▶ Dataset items
----------------

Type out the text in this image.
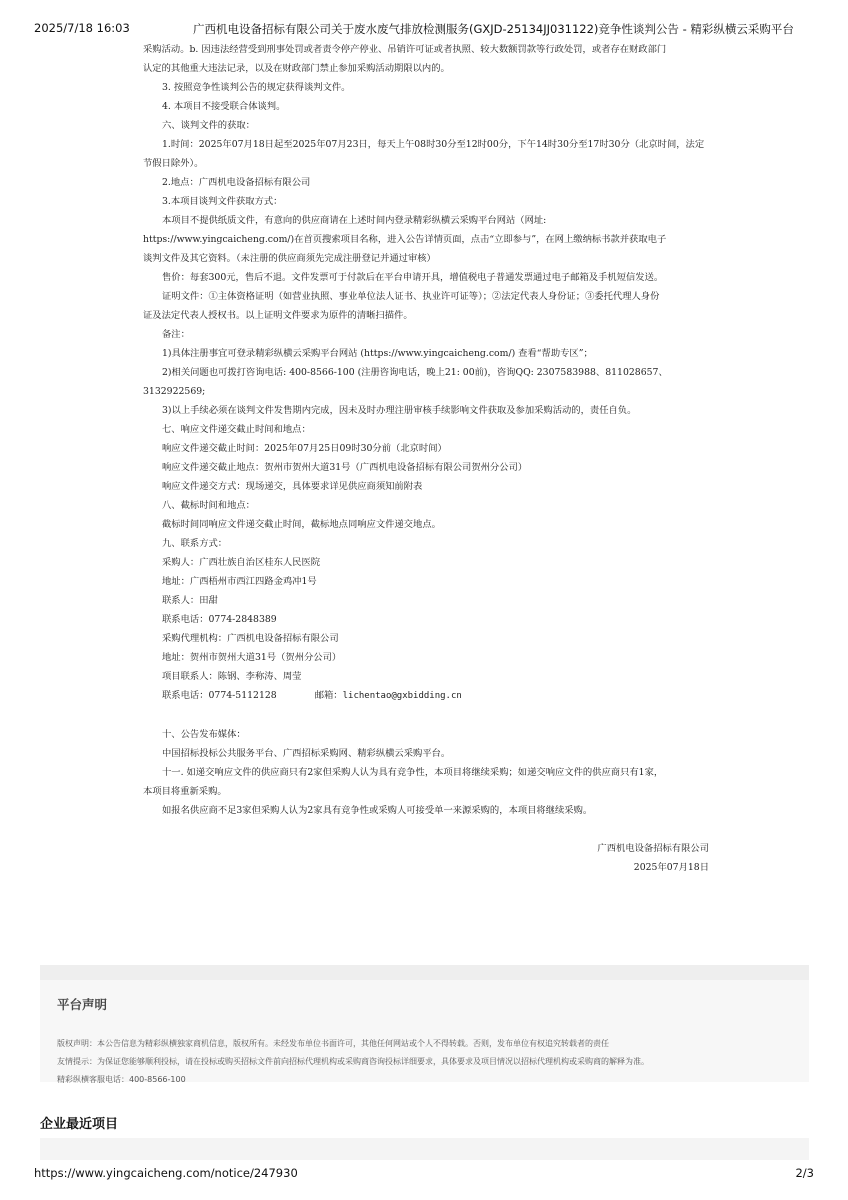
2025/7/18 16:03	广西机电设备招标有限公司关于废水废气排放检测服务(GXJD-25134JJ031122)竞争性谈判公告 - 精彩纵横云采购平台

采购活动。b. 因违法经营受到刑事处罚或者责令停产停业、吊销许可证或者执照、较大数额罚款等行政处罚，或者存在财政部门

认定的其他重大违法记录，以及在财政部门禁止参加采购活动期限以内的。

3. 按照竞争性谈判公告的规定获得谈判文件。

4. 本项目不接受联合体谈判。

六、谈判文件的获取：

1.时间：2025年07月18日起至2025年07月23日，每天上午08时30分至12时00分，下午14时30分至17时30分（北京时间，法定

节假日除外）。

2.地点：广西机电设备招标有限公司

3.本项目谈判文件获取方式：

本项目不提供纸质文件，有意向的供应商请在上述时间内登录精彩纵横云采购平台网站（网址:

https://www.yingcaicheng.com/)在首页搜索项目名称，进入公告详情页面，点击“立即参与”，在网上缴纳标书款并获取电子

谈判文件及其它资料。（未注册的供应商须先完成注册登记并通过审核）

售价：每套300元，售后不退。文件发票可于付款后在平台申请开具，增值税电子普通发票通过电子邮箱及手机短信发送。

证明文件：①主体资格证明（如营业执照、事业单位法人证书、执业许可证等）；②法定代表人身份证；③委托代理人身份

证及法定代表人授权书。以上证明文件要求为原件的清晰扫描件。

备注：

1)具体注册事宜可登录精彩纵横云采购平台网站 (https://www.yingcaicheng.com/) 查看“帮助专区”；

2)相关问题也可拨打咨询电话: 400-8566-100 (注册咨询电话，晚上21: 00前)，咨询QQ: 2307583988、811028657、

3132922569;

3)以上手续必须在谈判文件发售期内完成，因未及时办理注册审核手续影响文件获取及参加采购活动的，责任自负。

七、响应文件递交截止时间和地点：

响应文件递交截止时间：2025年07月25日09时30分前（北京时间）

响应文件递交截止地点：贺州市贺州大道31号（广西机电设备招标有限公司贺州分公司）

响应文件递交方式：现场递交，具体要求详见供应商须知前附表

八、截标时间和地点：

截标时间同响应文件递交截止时间，截标地点同响应文件递交地点。

九、联系方式：

采购人：广西壮族自治区桂东人民医院

地址：广西梧州市西江四路金鸡冲1号

联系人：田甜

联系电话：0774-2848389

采购代理机构：广西机电设备招标有限公司

地址：贺州市贺州大道31号（贺州分公司）

项目联系人：陈钢、李称涛、周莹

联系电话：0774-5112128	邮箱：lichentao@gxbidding.cn

十、公告发布媒体：

中国招标投标公共服务平台、广西招标采购网、精彩纵横云采购平台。

十一. 如递交响应文件的供应商只有2家但采购人认为具有竞争性，本项目将继续采购；如递交响应文件的供应商只有1家，

本项目将重新采购。

如报名供应商不足3家但采购人认为2家具有竞争性或采购人可接受单一来源采购的，本项目将继续采购。

广西机电设备招标有限公司

2025年07月18日

平台声明
版权声明：本公告信息为精彩纵横独家商机信息，版权所有。未经发布单位书面许可，其他任何网站或个人不得转载。否则，发布单位有权追究转载者的责任
友情提示：为保证您能够顺利投标，请在投标或购买招标文件前向招标代理机构或采购商咨询投标详细要求，具体要求及项目情况以招标代理机构或采购商的解释为准。
精彩纵横客服电话：400-8566-100
企业最近项目
https://www.yingcaicheng.com/notice/247930	2/3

----------------

Repeat the entries exactly. Pictures are excluded from the copy.

▶ Output
Type out the text in this image.
2025/7/18 16:03	广西机电设备招标有限公司关于废水废气排放检测服务(GXJD-25134JJ031122)竞争性谈判公告 - 精彩纵横云采购平台

采购活动。b. 因违法经营受到刑事处罚或者责令停产停业、吊销许可证或者执照、较大数额罚款等行政处罚，或者存在财政部门

认定的其他重大违法记录，以及在财政部门禁止参加采购活动期限以内的。

3. 按照竞争性谈判公告的规定获得谈判文件。

4. 本项目不接受联合体谈判。

六、谈判文件的获取：

1.时间：2025年07月18日起至2025年07月23日，每天上午08时30分至12时00分，下午14时30分至17时30分（北京时间，法定

节假日除外）。

2.地点：广西机电设备招标有限公司

3.本项目谈判文件获取方式：

本项目不提供纸质文件，有意向的供应商请在上述时间内登录精彩纵横云采购平台网站（网址:

https://www.yingcaicheng.com/)在首页搜索项目名称，进入公告详情页面，点击“立即参与”，在网上缴纳标书款并获取电子

谈判文件及其它资料。（未注册的供应商须先完成注册登记并通过审核）

售价：每套300元，售后不退。文件发票可于付款后在平台申请开具，增值税电子普通发票通过电子邮箱及手机短信发送。

证明文件：①主体资格证明（如营业执照、事业单位法人证书、执业许可证等）；②法定代表人身份证；③委托代理人身份

证及法定代表人授权书。以上证明文件要求为原件的清晰扫描件。

备注：

1)具体注册事宜可登录精彩纵横云采购平台网站 (https://www.yingcaicheng.com/) 查看“帮助专区”；

2)相关问题也可拨打咨询电话: 400-8566-100 (注册咨询电话，晚上21: 00前)，咨询QQ: 2307583988、811028657、

3132922569;

3)以上手续必须在谈判文件发售期内完成，因未及时办理注册审核手续影响文件获取及参加采购活动的，责任自负。

七、响应文件递交截止时间和地点：

响应文件递交截止时间：2025年07月25日09时30分前（北京时间）

响应文件递交截止地点：贺州市贺州大道31号（广西机电设备招标有限公司贺州分公司）

响应文件递交方式：现场递交，具体要求详见供应商须知前附表

八、截标时间和地点：

截标时间同响应文件递交截止时间，截标地点同响应文件递交地点。

九、联系方式：

采购人：广西壮族自治区桂东人民医院

地址：广西梧州市西江四路金鸡冲1号

联系人：田甜

联系电话：0774-2848389

采购代理机构：广西机电设备招标有限公司

地址：贺州市贺州大道31号（贺州分公司）

项目联系人：陈钢、李称涛、周莹

联系电话：0774-5112128	邮箱：lichentao@gxbidding.cn

十、公告发布媒体：

中国招标投标公共服务平台、广西招标采购网、精彩纵横云采购平台。

十一. 如递交响应文件的供应商只有2家但采购人认为具有竞争性，本项目将继续采购；如递交响应文件的供应商只有1家，

本项目将重新采购。

如报名供应商不足3家但采购人认为2家具有竞争性或采购人可接受单一来源采购的，本项目将继续采购。

广西机电设备招标有限公司

2025年07月18日

平台声明
版权声明：本公告信息为精彩纵横独家商机信息，版权所有。未经发布单位书面许可，其他任何网站或个人不得转载。否则，发布单位有权追究转载者的责任
友情提示：为保证您能够顺利投标，请在投标或购买招标文件前向招标代理机构或采购商咨询投标详细要求，具体要求及项目情况以招标代理机构或采购商的解释为准。
精彩纵横客服电话：400-8566-100
企业最近项目
https://www.yingcaicheng.com/notice/247930	2/3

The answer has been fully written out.